**AIM:**
From the entries below, copy out every line with "coordinate" in it.

**PROVIDED DATA:**
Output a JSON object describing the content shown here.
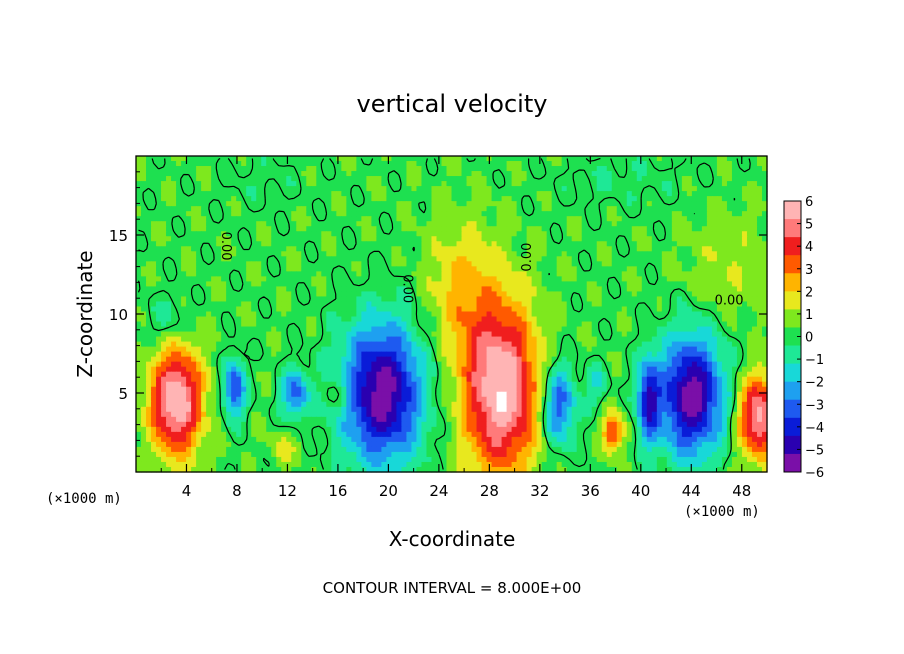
{
  "chart_data": {
    "type": "heatmap",
    "title": "vertical velocity",
    "xlabel": "X-coordinate",
    "ylabel": "Z-coordinate",
    "x_unit_left": "(×1000 m)",
    "x_unit_right": "(×1000 m)",
    "xlim": [
      0,
      50
    ],
    "ylim": [
      0,
      20
    ],
    "xticks": [
      4,
      8,
      12,
      16,
      20,
      24,
      28,
      32,
      36,
      40,
      44,
      48
    ],
    "yticks": [
      5,
      10,
      15
    ],
    "colorbar": {
      "ticks": [
        6,
        5,
        4,
        3,
        2,
        1,
        0,
        -1,
        -2,
        -3,
        -4,
        -5,
        -6
      ],
      "min": -6,
      "max": 6,
      "colors": [
        "#7a0fa8",
        "#2a00b0",
        "#0a1cd8",
        "#1e5af0",
        "#1ea0f0",
        "#18d8d8",
        "#1ee896",
        "#1ee050",
        "#7ee81e",
        "#e8e81e",
        "#ffb400",
        "#ff5a00",
        "#f01e1e",
        "#ff7a7a",
        "#ffb4b4"
      ]
    },
    "contour_labels": [
      {
        "text": "0.00",
        "x": 6.8,
        "y": 14.3,
        "rotate": 90
      },
      {
        "text": "0.00",
        "x": 21.2,
        "y": 11.6,
        "rotate": 90
      },
      {
        "text": "0.00",
        "x": 31.3,
        "y": 13.6,
        "rotate": -90
      },
      {
        "text": "0.00",
        "x": 47.0,
        "y": 10.6,
        "rotate": 0
      }
    ],
    "features": [
      {
        "x": 3.2,
        "z": 4.5,
        "rx": 2.4,
        "rz": 4.0,
        "w": 6.0
      },
      {
        "x": 28.9,
        "z": 5.2,
        "rx": 3.5,
        "rz": 6.3,
        "w": 6.0
      },
      {
        "x": 25.8,
        "z": 11.5,
        "rx": 3.4,
        "rz": 5.0,
        "w": 1.8
      },
      {
        "x": 49.3,
        "z": 3.5,
        "rx": 1.8,
        "rz": 3.0,
        "w": 5.5
      },
      {
        "x": 37.8,
        "z": 2.5,
        "rx": 1.0,
        "rz": 1.5,
        "w": 3.5
      },
      {
        "x": 47.0,
        "z": 13.0,
        "rx": 4.0,
        "rz": 4.0,
        "w": 0.9
      },
      {
        "x": 16.3,
        "z": 5.0,
        "rx": 1.2,
        "rz": 1.4,
        "w": 1.5
      },
      {
        "x": 11.8,
        "z": 1.5,
        "rx": 1.4,
        "rz": 1.2,
        "w": 1.2
      },
      {
        "x": 19.5,
        "z": 5.0,
        "rx": 3.8,
        "rz": 5.2,
        "w": -6.0
      },
      {
        "x": 44.0,
        "z": 4.8,
        "rx": 3.0,
        "rz": 4.5,
        "w": -6.0
      },
      {
        "x": 33.5,
        "z": 4.2,
        "rx": 1.6,
        "rz": 3.0,
        "w": -3.8
      },
      {
        "x": 40.6,
        "z": 4.5,
        "rx": 1.0,
        "rz": 3.0,
        "w": -4.5
      },
      {
        "x": 7.8,
        "z": 5.3,
        "rx": 1.0,
        "rz": 2.2,
        "w": -4.0
      },
      {
        "x": 12.6,
        "z": 5.0,
        "rx": 1.2,
        "rz": 1.8,
        "w": -3.5
      },
      {
        "x": 2.5,
        "z": 9.5,
        "rx": 2.0,
        "rz": 2.0,
        "w": -1.2
      },
      {
        "x": 36.5,
        "z": 5.5,
        "rx": 1.0,
        "rz": 1.5,
        "w": -1.5
      },
      {
        "x": 38.5,
        "z": 18.5,
        "rx": 6.0,
        "rz": 2.0,
        "w": -0.6
      },
      {
        "x": 10.0,
        "z": 18.5,
        "rx": 3.5,
        "rz": 2.0,
        "w": -0.5
      }
    ]
  },
  "footer": {
    "contour_interval": "CONTOUR INTERVAL = 8.000E+00"
  }
}
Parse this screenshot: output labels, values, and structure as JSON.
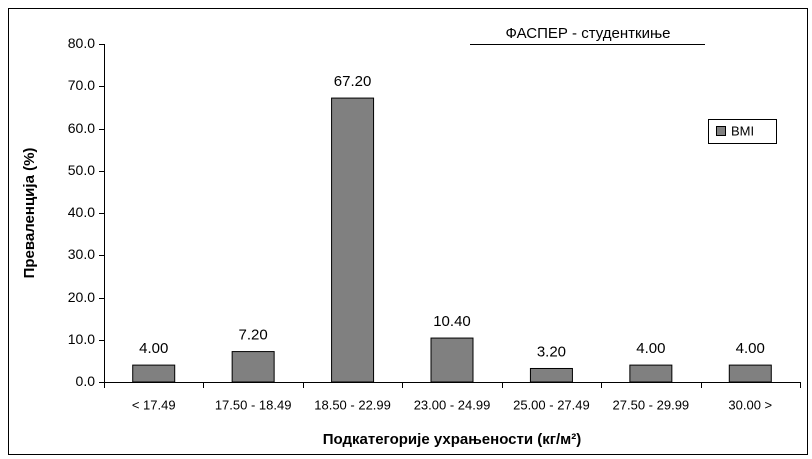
{
  "chart_data": {
    "type": "bar",
    "title": "ФАСПЕР - студенткиње",
    "xlabel": "Подкатегорије ухрањености (кг/м²)",
    "ylabel": "Преваленција (%)",
    "categories": [
      "< 17.49",
      "17.50 - 18.49",
      "18.50 - 22.99",
      "23.00 - 24.99",
      "25.00 - 27.49",
      "27.50 - 29.99",
      "30.00 >"
    ],
    "series": [
      {
        "name": "BMI",
        "color": "#808080",
        "values": [
          4,
          7.2,
          67.2,
          10.4,
          3.2,
          4,
          4
        ],
        "value_labels": [
          "4.00",
          "7.20",
          "67.20",
          "10.40",
          "3.20",
          "4.00",
          "4.00"
        ]
      }
    ],
    "ylim": [
      0,
      80
    ],
    "yticks": [
      {
        "value": 0,
        "label": "0.0"
      },
      {
        "value": 10,
        "label": "10.0"
      },
      {
        "value": 20,
        "label": "20.0"
      },
      {
        "value": 30,
        "label": "30.0"
      },
      {
        "value": 40,
        "label": "40.0"
      },
      {
        "value": 50,
        "label": "50.0"
      },
      {
        "value": 60,
        "label": "60.0"
      },
      {
        "value": 70,
        "label": "70.0"
      },
      {
        "value": 80,
        "label": "80.0"
      }
    ],
    "legend": "upper right"
  }
}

**TASK ANSWER:**
    "xlabel": "X-coordinate",
    "ylabel": "Z-coordinate",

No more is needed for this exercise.